[Extracts from a graphics dataset]

-*-*-

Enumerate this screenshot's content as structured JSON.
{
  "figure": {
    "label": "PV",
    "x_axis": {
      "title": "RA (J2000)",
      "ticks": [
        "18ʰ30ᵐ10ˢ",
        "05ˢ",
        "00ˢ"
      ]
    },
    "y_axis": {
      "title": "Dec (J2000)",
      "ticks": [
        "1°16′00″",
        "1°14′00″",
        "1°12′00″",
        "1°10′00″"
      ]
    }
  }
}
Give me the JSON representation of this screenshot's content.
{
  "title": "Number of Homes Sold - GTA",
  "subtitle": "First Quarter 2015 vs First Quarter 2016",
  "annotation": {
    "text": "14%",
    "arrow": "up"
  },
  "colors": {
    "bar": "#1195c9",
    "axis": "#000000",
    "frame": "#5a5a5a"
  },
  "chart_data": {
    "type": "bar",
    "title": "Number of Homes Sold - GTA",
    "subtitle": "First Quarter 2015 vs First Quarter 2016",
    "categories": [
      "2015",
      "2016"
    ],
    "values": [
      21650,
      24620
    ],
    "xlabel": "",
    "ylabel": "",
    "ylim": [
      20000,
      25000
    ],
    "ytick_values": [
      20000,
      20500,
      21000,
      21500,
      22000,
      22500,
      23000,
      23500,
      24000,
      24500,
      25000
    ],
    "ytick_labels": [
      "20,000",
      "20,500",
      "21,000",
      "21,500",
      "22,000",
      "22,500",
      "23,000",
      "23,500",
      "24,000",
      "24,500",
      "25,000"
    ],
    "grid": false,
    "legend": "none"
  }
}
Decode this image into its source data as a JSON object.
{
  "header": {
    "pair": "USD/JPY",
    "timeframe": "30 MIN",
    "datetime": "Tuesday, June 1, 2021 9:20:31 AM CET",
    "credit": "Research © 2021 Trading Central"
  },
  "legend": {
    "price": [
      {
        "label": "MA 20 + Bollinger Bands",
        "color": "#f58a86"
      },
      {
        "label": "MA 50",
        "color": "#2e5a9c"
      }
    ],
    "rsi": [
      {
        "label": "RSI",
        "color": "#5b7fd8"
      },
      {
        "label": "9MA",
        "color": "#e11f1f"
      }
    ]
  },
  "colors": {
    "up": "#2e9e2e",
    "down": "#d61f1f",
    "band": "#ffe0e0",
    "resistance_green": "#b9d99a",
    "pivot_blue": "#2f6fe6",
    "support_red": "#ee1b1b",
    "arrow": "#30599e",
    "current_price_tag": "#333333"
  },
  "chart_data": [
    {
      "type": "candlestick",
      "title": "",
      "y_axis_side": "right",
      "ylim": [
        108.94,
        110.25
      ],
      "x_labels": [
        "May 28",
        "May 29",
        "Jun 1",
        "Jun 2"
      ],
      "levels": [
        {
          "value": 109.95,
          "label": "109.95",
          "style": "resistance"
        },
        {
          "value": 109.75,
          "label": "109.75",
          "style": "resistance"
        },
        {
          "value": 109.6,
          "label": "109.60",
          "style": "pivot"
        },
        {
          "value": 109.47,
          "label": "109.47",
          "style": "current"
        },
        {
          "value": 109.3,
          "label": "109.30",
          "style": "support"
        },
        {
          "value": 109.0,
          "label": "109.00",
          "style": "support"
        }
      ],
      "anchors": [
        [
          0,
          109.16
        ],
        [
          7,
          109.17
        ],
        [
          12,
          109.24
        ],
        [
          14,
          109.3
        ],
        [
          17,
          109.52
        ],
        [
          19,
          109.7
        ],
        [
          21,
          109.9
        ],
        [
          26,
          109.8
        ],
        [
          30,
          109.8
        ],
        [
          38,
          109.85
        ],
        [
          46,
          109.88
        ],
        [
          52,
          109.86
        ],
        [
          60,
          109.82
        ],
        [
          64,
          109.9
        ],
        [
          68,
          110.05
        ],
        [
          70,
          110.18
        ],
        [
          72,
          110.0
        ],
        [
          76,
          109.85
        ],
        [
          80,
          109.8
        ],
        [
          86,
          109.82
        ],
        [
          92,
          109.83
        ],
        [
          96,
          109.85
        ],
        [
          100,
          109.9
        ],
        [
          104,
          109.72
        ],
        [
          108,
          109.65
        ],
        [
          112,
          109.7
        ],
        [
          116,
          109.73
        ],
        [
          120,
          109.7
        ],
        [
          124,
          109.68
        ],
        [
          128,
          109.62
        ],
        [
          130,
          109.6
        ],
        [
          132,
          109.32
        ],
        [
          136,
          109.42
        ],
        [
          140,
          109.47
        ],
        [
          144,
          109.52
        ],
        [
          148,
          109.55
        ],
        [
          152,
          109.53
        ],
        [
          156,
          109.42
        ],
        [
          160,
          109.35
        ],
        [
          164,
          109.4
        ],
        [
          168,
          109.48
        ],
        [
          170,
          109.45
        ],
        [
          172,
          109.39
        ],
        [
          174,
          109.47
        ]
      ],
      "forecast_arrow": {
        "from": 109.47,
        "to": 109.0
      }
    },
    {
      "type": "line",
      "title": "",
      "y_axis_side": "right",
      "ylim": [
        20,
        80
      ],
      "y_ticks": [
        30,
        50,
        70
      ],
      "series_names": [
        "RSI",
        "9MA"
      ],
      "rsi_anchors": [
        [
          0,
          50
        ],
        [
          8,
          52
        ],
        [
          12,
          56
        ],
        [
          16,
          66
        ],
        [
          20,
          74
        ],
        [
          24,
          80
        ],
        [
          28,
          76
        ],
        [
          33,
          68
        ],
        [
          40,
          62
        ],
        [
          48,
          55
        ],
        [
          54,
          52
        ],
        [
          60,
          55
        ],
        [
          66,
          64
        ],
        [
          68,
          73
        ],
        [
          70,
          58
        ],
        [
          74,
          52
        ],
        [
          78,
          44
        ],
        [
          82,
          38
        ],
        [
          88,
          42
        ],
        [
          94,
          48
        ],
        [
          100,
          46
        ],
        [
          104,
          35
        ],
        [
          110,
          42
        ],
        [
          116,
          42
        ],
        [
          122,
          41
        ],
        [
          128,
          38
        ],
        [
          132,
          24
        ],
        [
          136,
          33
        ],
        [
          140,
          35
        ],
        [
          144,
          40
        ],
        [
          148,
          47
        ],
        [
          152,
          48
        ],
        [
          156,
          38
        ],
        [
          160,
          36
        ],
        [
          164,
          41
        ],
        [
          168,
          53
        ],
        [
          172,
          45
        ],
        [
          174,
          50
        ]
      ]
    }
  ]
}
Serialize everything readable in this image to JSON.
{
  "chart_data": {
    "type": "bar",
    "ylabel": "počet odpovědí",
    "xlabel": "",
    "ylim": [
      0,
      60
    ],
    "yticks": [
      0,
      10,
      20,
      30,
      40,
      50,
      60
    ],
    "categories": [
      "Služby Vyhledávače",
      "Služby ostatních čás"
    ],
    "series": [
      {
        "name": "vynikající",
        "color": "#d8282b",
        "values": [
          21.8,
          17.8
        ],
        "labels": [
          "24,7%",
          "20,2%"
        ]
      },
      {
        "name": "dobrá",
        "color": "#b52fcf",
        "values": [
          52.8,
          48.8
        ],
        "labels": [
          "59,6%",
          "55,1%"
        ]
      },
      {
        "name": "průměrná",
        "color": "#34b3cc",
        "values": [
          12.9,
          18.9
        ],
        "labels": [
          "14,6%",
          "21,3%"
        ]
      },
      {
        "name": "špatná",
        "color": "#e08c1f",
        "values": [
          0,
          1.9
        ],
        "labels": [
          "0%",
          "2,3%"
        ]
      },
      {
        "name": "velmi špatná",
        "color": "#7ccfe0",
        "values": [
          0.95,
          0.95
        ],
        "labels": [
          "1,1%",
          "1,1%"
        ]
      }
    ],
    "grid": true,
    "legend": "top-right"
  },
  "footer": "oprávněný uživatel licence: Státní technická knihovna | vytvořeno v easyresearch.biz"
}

-*-*-

[SHORT EXERCISE] Please set down each line of the records exactly as given.

[SOLUTION TO THIS PROBLEM]
Enumerate this screenshot's content as structured JSON.
{
  "figure": {
    "label": "PV",
    "x_axis": {
      "title": "RA (J2000)",
      "ticks": [
        "18ʰ30ᵐ10ˢ",
        "05ˢ",
        "00ˢ"
      ]
    },
    "y_axis": {
      "title": "Dec (J2000)",
      "ticks": [
        "1°16′00″",
        "1°14′00″",
        "1°12′00″",
        "1°10′00″"
      ]
    }
  }
}
Give me the JSON representation of this screenshot's content.
{
  "title": "Number of Homes Sold - GTA",
  "subtitle": "First Quarter 2015 vs First Quarter 2016",
  "annotation": {
    "text": "14%",
    "arrow": "up"
  },
  "colors": {
    "bar": "#1195c9",
    "axis": "#000000",
    "frame": "#5a5a5a"
  },
  "chart_data": {
    "type": "bar",
    "title": "Number of Homes Sold - GTA",
    "subtitle": "First Quarter 2015 vs First Quarter 2016",
    "categories": [
      "2015",
      "2016"
    ],
    "values": [
      21650,
      24620
    ],
    "xlabel": "",
    "ylabel": "",
    "ylim": [
      20000,
      25000
    ],
    "ytick_values": [
      20000,
      20500,
      21000,
      21500,
      22000,
      22500,
      23000,
      23500,
      24000,
      24500,
      25000
    ],
    "ytick_labels": [
      "20,000",
      "20,500",
      "21,000",
      "21,500",
      "22,000",
      "22,500",
      "23,000",
      "23,500",
      "24,000",
      "24,500",
      "25,000"
    ],
    "grid": false,
    "legend": "none"
  }
}
Decode this image into its source data as a JSON object.
{
  "header": {
    "pair": "USD/JPY",
    "timeframe": "30 MIN",
    "datetime": "Tuesday, June 1, 2021 9:20:31 AM CET",
    "credit": "Research © 2021 Trading Central"
  },
  "legend": {
    "price": [
      {
        "label": "MA 20 + Bollinger Bands",
        "color": "#f58a86"
      },
      {
        "label": "MA 50",
        "color": "#2e5a9c"
      }
    ],
    "rsi": [
      {
        "label": "RSI",
        "color": "#5b7fd8"
      },
      {
        "label": "9MA",
        "color": "#e11f1f"
      }
    ]
  },
  "colors": {
    "up": "#2e9e2e",
    "down": "#d61f1f",
    "band": "#ffe0e0",
    "resistance_green": "#b9d99a",
    "pivot_blue": "#2f6fe6",
    "support_red": "#ee1b1b",
    "arrow": "#30599e",
    "current_price_tag": "#333333"
  },
  "chart_data": [
    {
      "type": "candlestick",
      "title": "",
      "y_axis_side": "right",
      "ylim": [
        108.94,
        110.25
      ],
      "x_labels": [
        "May 28",
        "May 29",
        "Jun 1",
        "Jun 2"
      ],
      "levels": [
        {
          "value": 109.95,
          "label": "109.95",
          "style": "resistance"
        },
        {
          "value": 109.75,
          "label": "109.75",
          "style": "resistance"
        },
        {
          "value": 109.6,
          "label": "109.60",
          "style": "pivot"
        },
        {
          "value": 109.47,
          "label": "109.47",
          "style": "current"
        },
        {
          "value": 109.3,
          "label": "109.30",
          "style": "support"
        },
        {
          "value": 109.0,
          "label": "109.00",
          "style": "support"
        }
      ],
      "anchors": [
        [
          0,
          109.16
        ],
        [
          7,
          109.17
        ],
        [
          12,
          109.24
        ],
        [
          14,
          109.3
        ],
        [
          17,
          109.52
        ],
        [
          19,
          109.7
        ],
        [
          21,
          109.9
        ],
        [
          26,
          109.8
        ],
        [
          30,
          109.8
        ],
        [
          38,
          109.85
        ],
        [
          46,
          109.88
        ],
        [
          52,
          109.86
        ],
        [
          60,
          109.82
        ],
        [
          64,
          109.9
        ],
        [
          68,
          110.05
        ],
        [
          70,
          110.18
        ],
        [
          72,
          110.0
        ],
        [
          76,
          109.85
        ],
        [
          80,
          109.8
        ],
        [
          86,
          109.82
        ],
        [
          92,
          109.83
        ],
        [
          96,
          109.85
        ],
        [
          100,
          109.9
        ],
        [
          104,
          109.72
        ],
        [
          108,
          109.65
        ],
        [
          112,
          109.7
        ],
        [
          116,
          109.73
        ],
        [
          120,
          109.7
        ],
        [
          124,
          109.68
        ],
        [
          128,
          109.62
        ],
        [
          130,
          109.6
        ],
        [
          132,
          109.32
        ],
        [
          136,
          109.42
        ],
        [
          140,
          109.47
        ],
        [
          144,
          109.52
        ],
        [
          148,
          109.55
        ],
        [
          152,
          109.53
        ],
        [
          156,
          109.42
        ],
        [
          160,
          109.35
        ],
        [
          164,
          109.4
        ],
        [
          168,
          109.48
        ],
        [
          170,
          109.45
        ],
        [
          172,
          109.39
        ],
        [
          174,
          109.47
        ]
      ],
      "forecast_arrow": {
        "from": 109.47,
        "to": 109.0
      }
    },
    {
      "type": "line",
      "title": "",
      "y_axis_side": "right",
      "ylim": [
        20,
        80
      ],
      "y_ticks": [
        30,
        50,
        70
      ],
      "series_names": [
        "RSI",
        "9MA"
      ],
      "rsi_anchors": [
        [
          0,
          50
        ],
        [
          8,
          52
        ],
        [
          12,
          56
        ],
        [
          16,
          66
        ],
        [
          20,
          74
        ],
        [
          24,
          80
        ],
        [
          28,
          76
        ],
        [
          33,
          68
        ],
        [
          40,
          62
        ],
        [
          48,
          55
        ],
        [
          54,
          52
        ],
        [
          60,
          55
        ],
        [
          66,
          64
        ],
        [
          68,
          73
        ],
        [
          70,
          58
        ],
        [
          74,
          52
        ],
        [
          78,
          44
        ],
        [
          82,
          38
        ],
        [
          88,
          42
        ],
        [
          94,
          48
        ],
        [
          100,
          46
        ],
        [
          104,
          35
        ],
        [
          110,
          42
        ],
        [
          116,
          42
        ],
        [
          122,
          41
        ],
        [
          128,
          38
        ],
        [
          132,
          24
        ],
        [
          136,
          33
        ],
        [
          140,
          35
        ],
        [
          144,
          40
        ],
        [
          148,
          47
        ],
        [
          152,
          48
        ],
        [
          156,
          38
        ],
        [
          160,
          36
        ],
        [
          164,
          41
        ],
        [
          168,
          53
        ],
        [
          172,
          45
        ],
        [
          174,
          50
        ]
      ]
    }
  ]
}
Serialize everything readable in this image to JSON.
{
  "chart_data": {
    "type": "bar",
    "ylabel": "počet odpovědí",
    "xlabel": "",
    "ylim": [
      0,
      60
    ],
    "yticks": [
      0,
      10,
      20,
      30,
      40,
      50,
      60
    ],
    "categories": [
      "Služby Vyhledávače",
      "Služby ostatních čás"
    ],
    "series": [
      {
        "name": "vynikající",
        "color": "#d8282b",
        "values": [
          21.8,
          17.8
        ],
        "labels": [
          "24,7%",
          "20,2%"
        ]
      },
      {
        "name": "dobrá",
        "color": "#b52fcf",
        "values": [
          52.8,
          48.8
        ],
        "labels": [
          "59,6%",
          "55,1%"
        ]
      },
      {
        "name": "průměrná",
        "color": "#34b3cc",
        "values": [
          12.9,
          18.9
        ],
        "labels": [
          "14,6%",
          "21,3%"
        ]
      },
      {
        "name": "špatná",
        "color": "#e08c1f",
        "values": [
          0,
          1.9
        ],
        "labels": [
          "0%",
          "2,3%"
        ]
      },
      {
        "name": "velmi špatná",
        "color": "#7ccfe0",
        "values": [
          0.95,
          0.95
        ],
        "labels": [
          "1,1%",
          "1,1%"
        ]
      }
    ],
    "grid": true,
    "legend": "top-right"
  },
  "footer": "oprávněný uživatel licence: Státní technická knihovna | vytvořeno v easyresearch.biz"
}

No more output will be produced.